▸ What you have to do:
Print the entries that appear below, exactly as written and without their pictures.

(Items from a data source)

--- Begin ---

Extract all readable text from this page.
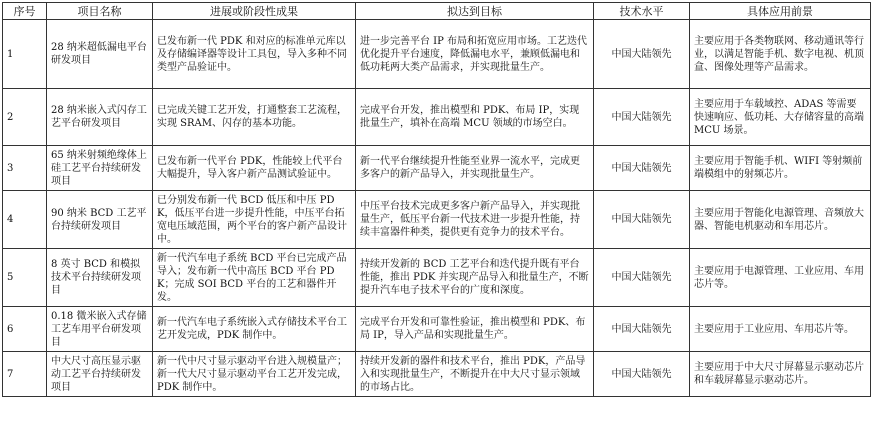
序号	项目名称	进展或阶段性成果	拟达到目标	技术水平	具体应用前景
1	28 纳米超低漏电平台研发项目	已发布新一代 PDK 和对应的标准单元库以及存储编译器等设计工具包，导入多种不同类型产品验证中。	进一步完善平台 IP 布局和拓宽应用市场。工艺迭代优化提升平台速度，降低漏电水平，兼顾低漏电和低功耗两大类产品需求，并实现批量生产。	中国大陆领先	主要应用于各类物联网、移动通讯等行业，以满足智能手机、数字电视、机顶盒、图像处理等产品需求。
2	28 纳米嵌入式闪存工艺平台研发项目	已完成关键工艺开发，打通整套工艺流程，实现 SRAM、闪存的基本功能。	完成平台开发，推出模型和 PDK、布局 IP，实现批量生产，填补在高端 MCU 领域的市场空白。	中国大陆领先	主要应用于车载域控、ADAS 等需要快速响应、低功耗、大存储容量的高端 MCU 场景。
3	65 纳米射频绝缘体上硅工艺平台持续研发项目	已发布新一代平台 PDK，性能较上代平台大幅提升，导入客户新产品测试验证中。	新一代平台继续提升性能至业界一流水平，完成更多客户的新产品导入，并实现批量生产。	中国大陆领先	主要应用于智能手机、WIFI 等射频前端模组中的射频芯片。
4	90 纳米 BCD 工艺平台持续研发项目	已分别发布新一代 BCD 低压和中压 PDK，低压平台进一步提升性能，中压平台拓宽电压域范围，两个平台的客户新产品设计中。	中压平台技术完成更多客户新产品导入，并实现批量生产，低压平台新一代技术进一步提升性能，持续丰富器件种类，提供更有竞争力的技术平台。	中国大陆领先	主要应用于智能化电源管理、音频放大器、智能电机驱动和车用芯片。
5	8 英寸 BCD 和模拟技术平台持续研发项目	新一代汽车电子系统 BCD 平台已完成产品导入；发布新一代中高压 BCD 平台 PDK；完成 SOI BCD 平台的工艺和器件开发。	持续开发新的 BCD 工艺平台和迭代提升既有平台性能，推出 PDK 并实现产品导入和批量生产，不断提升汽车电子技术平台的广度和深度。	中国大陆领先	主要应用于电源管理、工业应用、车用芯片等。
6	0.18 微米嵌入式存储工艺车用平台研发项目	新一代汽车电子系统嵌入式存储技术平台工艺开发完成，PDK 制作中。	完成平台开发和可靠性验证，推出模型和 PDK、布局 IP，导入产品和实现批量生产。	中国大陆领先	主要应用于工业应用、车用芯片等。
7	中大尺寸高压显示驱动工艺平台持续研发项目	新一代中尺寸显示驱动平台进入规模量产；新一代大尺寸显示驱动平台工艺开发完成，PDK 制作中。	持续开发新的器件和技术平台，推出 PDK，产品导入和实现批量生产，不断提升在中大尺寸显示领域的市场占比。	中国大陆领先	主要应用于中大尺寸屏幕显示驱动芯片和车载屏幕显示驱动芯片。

--- End ---

▸ Task response:
Extract all readable text from this page.
序号	项目名称	进展或阶段性成果	拟达到目标	技术水平	具体应用前景
1	28 纳米超低漏电平台研发项目	已发布新一代 PDK 和对应的标准单元库以及存储编译器等设计工具包，导入多种不同类型产品验证中。	进一步完善平台 IP 布局和拓宽应用市场。工艺迭代优化提升平台速度，降低漏电水平，兼顾低漏电和低功耗两大类产品需求，并实现批量生产。	中国大陆领先	主要应用于各类物联网、移动通讯等行业，以满足智能手机、数字电视、机顶盒、图像处理等产品需求。
2	28 纳米嵌入式闪存工艺平台研发项目	已完成关键工艺开发，打通整套工艺流程，实现 SRAM、闪存的基本功能。	完成平台开发，推出模型和 PDK、布局 IP，实现批量生产，填补在高端 MCU 领域的市场空白。	中国大陆领先	主要应用于车载域控、ADAS 等需要快速响应、低功耗、大存储容量的高端 MCU 场景。
3	65 纳米射频绝缘体上硅工艺平台持续研发项目	已发布新一代平台 PDK，性能较上代平台大幅提升，导入客户新产品测试验证中。	新一代平台继续提升性能至业界一流水平，完成更多客户的新产品导入，并实现批量生产。	中国大陆领先	主要应用于智能手机、WIFI 等射频前端模组中的射频芯片。
4	90 纳米 BCD 工艺平台持续研发项目	已分别发布新一代 BCD 低压和中压 PDK，低压平台进一步提升性能，中压平台拓宽电压域范围，两个平台的客户新产品设计中。	中压平台技术完成更多客户新产品导入，并实现批量生产，低压平台新一代技术进一步提升性能，持续丰富器件种类，提供更有竞争力的技术平台。	中国大陆领先	主要应用于智能化电源管理、音频放大器、智能电机驱动和车用芯片。
5	8 英寸 BCD 和模拟技术平台持续研发项目	新一代汽车电子系统 BCD 平台已完成产品导入；发布新一代中高压 BCD 平台 PDK；完成 SOI BCD 平台的工艺和器件开发。	持续开发新的 BCD 工艺平台和迭代提升既有平台性能，推出 PDK 并实现产品导入和批量生产，不断提升汽车电子技术平台的广度和深度。	中国大陆领先	主要应用于电源管理、工业应用、车用芯片等。
6	0.18 微米嵌入式存储工艺车用平台研发项目	新一代汽车电子系统嵌入式存储技术平台工艺开发完成，PDK 制作中。	完成平台开发和可靠性验证，推出模型和 PDK、布局 IP，导入产品和实现批量生产。	中国大陆领先	主要应用于工业应用、车用芯片等。
7	中大尺寸高压显示驱动工艺平台持续研发项目	新一代中尺寸显示驱动平台进入规模量产；新一代大尺寸显示驱动平台工艺开发完成，PDK 制作中。	持续开发新的器件和技术平台，推出 PDK，产品导入和实现批量生产，不断提升在中大尺寸显示领域的市场占比。	中国大陆领先	主要应用于中大尺寸屏幕显示驱动芯片和车载屏幕显示驱动芯片。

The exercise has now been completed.